# Given exercise
Each entry must be reproduced precisely as it stands.

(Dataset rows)
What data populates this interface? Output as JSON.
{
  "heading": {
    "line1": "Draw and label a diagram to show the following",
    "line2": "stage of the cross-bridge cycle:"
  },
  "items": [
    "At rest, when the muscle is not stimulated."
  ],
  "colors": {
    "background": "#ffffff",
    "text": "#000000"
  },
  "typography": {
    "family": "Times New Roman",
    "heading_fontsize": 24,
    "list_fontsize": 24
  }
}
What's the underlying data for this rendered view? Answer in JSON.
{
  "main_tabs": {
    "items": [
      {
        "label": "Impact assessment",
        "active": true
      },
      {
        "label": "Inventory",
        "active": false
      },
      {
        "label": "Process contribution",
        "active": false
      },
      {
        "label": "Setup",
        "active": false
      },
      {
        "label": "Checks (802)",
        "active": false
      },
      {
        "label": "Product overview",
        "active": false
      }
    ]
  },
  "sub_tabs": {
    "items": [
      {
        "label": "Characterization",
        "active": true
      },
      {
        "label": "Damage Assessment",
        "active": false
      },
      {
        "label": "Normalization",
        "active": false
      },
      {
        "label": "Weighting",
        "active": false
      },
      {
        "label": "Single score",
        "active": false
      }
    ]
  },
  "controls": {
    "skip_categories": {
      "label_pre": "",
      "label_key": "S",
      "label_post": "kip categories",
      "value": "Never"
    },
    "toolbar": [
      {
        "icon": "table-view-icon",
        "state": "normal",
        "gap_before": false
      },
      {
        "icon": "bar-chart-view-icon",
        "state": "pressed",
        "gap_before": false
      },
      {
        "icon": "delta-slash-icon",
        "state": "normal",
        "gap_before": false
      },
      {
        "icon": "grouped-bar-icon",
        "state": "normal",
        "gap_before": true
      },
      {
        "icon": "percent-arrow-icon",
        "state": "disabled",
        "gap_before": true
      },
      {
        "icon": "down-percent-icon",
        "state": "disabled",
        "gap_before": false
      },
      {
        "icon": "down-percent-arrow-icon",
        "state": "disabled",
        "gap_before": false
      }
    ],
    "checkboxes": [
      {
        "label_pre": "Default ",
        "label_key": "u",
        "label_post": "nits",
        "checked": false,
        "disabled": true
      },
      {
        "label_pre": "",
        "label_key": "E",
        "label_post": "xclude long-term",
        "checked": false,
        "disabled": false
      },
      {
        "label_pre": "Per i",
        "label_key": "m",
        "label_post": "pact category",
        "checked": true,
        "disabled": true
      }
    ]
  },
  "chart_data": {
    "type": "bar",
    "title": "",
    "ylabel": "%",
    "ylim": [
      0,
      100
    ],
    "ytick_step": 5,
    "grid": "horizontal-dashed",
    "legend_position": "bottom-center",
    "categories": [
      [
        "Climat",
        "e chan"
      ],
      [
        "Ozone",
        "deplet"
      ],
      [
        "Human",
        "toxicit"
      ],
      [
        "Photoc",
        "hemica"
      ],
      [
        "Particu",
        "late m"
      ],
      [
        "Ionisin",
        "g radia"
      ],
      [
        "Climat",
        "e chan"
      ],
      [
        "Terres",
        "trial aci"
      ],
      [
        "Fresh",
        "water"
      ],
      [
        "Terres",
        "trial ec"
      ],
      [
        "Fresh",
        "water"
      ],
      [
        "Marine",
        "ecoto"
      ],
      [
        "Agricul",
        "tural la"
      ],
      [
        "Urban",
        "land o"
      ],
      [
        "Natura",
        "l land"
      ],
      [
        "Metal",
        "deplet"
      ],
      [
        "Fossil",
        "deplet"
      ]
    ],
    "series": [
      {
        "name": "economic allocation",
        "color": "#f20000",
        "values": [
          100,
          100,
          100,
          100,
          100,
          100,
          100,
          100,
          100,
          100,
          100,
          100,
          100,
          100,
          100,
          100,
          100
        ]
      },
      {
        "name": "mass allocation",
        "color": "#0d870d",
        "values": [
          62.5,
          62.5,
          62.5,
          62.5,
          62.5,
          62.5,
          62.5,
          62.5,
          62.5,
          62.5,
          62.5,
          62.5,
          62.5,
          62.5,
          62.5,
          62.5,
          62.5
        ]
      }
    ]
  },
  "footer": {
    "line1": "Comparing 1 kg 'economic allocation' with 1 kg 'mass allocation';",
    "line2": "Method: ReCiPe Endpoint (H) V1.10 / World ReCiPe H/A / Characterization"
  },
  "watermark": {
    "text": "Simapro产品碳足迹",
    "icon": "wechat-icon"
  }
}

# Output
What data populates this interface? Output as JSON.
{
  "heading": {
    "line1": "Draw and label a diagram to show the following",
    "line2": "stage of the cross-bridge cycle:"
  },
  "items": [
    "At rest, when the muscle is not stimulated."
  ],
  "colors": {
    "background": "#ffffff",
    "text": "#000000"
  },
  "typography": {
    "family": "Times New Roman",
    "heading_fontsize": 24,
    "list_fontsize": 24
  }
}
What's the underlying data for this rendered view? Answer in JSON.
{
  "main_tabs": {
    "items": [
      {
        "label": "Impact assessment",
        "active": true
      },
      {
        "label": "Inventory",
        "active": false
      },
      {
        "label": "Process contribution",
        "active": false
      },
      {
        "label": "Setup",
        "active": false
      },
      {
        "label": "Checks (802)",
        "active": false
      },
      {
        "label": "Product overview",
        "active": false
      }
    ]
  },
  "sub_tabs": {
    "items": [
      {
        "label": "Characterization",
        "active": true
      },
      {
        "label": "Damage Assessment",
        "active": false
      },
      {
        "label": "Normalization",
        "active": false
      },
      {
        "label": "Weighting",
        "active": false
      },
      {
        "label": "Single score",
        "active": false
      }
    ]
  },
  "controls": {
    "skip_categories": {
      "label_pre": "",
      "label_key": "S",
      "label_post": "kip categories",
      "value": "Never"
    },
    "toolbar": [
      {
        "icon": "table-view-icon",
        "state": "normal",
        "gap_before": false
      },
      {
        "icon": "bar-chart-view-icon",
        "state": "pressed",
        "gap_before": false
      },
      {
        "icon": "delta-slash-icon",
        "state": "normal",
        "gap_before": false
      },
      {
        "icon": "grouped-bar-icon",
        "state": "normal",
        "gap_before": true
      },
      {
        "icon": "percent-arrow-icon",
        "state": "disabled",
        "gap_before": true
      },
      {
        "icon": "down-percent-icon",
        "state": "disabled",
        "gap_before": false
      },
      {
        "icon": "down-percent-arrow-icon",
        "state": "disabled",
        "gap_before": false
      }
    ],
    "checkboxes": [
      {
        "label_pre": "Default ",
        "label_key": "u",
        "label_post": "nits",
        "checked": false,
        "disabled": true
      },
      {
        "label_pre": "",
        "label_key": "E",
        "label_post": "xclude long-term",
        "checked": false,
        "disabled": false
      },
      {
        "label_pre": "Per i",
        "label_key": "m",
        "label_post": "pact category",
        "checked": true,
        "disabled": true
      }
    ]
  },
  "chart_data": {
    "type": "bar",
    "title": "",
    "ylabel": "%",
    "ylim": [
      0,
      100
    ],
    "ytick_step": 5,
    "grid": "horizontal-dashed",
    "legend_position": "bottom-center",
    "categories": [
      [
        "Climat",
        "e chan"
      ],
      [
        "Ozone",
        "deplet"
      ],
      [
        "Human",
        "toxicit"
      ],
      [
        "Photoc",
        "hemica"
      ],
      [
        "Particu",
        "late m"
      ],
      [
        "Ionisin",
        "g radia"
      ],
      [
        "Climat",
        "e chan"
      ],
      [
        "Terres",
        "trial aci"
      ],
      [
        "Fresh",
        "water"
      ],
      [
        "Terres",
        "trial ec"
      ],
      [
        "Fresh",
        "water"
      ],
      [
        "Marine",
        "ecoto"
      ],
      [
        "Agricul",
        "tural la"
      ],
      [
        "Urban",
        "land o"
      ],
      [
        "Natura",
        "l land"
      ],
      [
        "Metal",
        "deplet"
      ],
      [
        "Fossil",
        "deplet"
      ]
    ],
    "series": [
      {
        "name": "economic allocation",
        "color": "#f20000",
        "values": [
          100,
          100,
          100,
          100,
          100,
          100,
          100,
          100,
          100,
          100,
          100,
          100,
          100,
          100,
          100,
          100,
          100
        ]
      },
      {
        "name": "mass allocation",
        "color": "#0d870d",
        "values": [
          62.5,
          62.5,
          62.5,
          62.5,
          62.5,
          62.5,
          62.5,
          62.5,
          62.5,
          62.5,
          62.5,
          62.5,
          62.5,
          62.5,
          62.5,
          62.5,
          62.5
        ]
      }
    ]
  },
  "footer": {
    "line1": "Comparing 1 kg 'economic allocation' with 1 kg 'mass allocation';",
    "line2": "Method: ReCiPe Endpoint (H) V1.10 / World ReCiPe H/A / Characterization"
  },
  "watermark": {
    "text": "Simapro产品碳足迹",
    "icon": "wechat-icon"
  }
}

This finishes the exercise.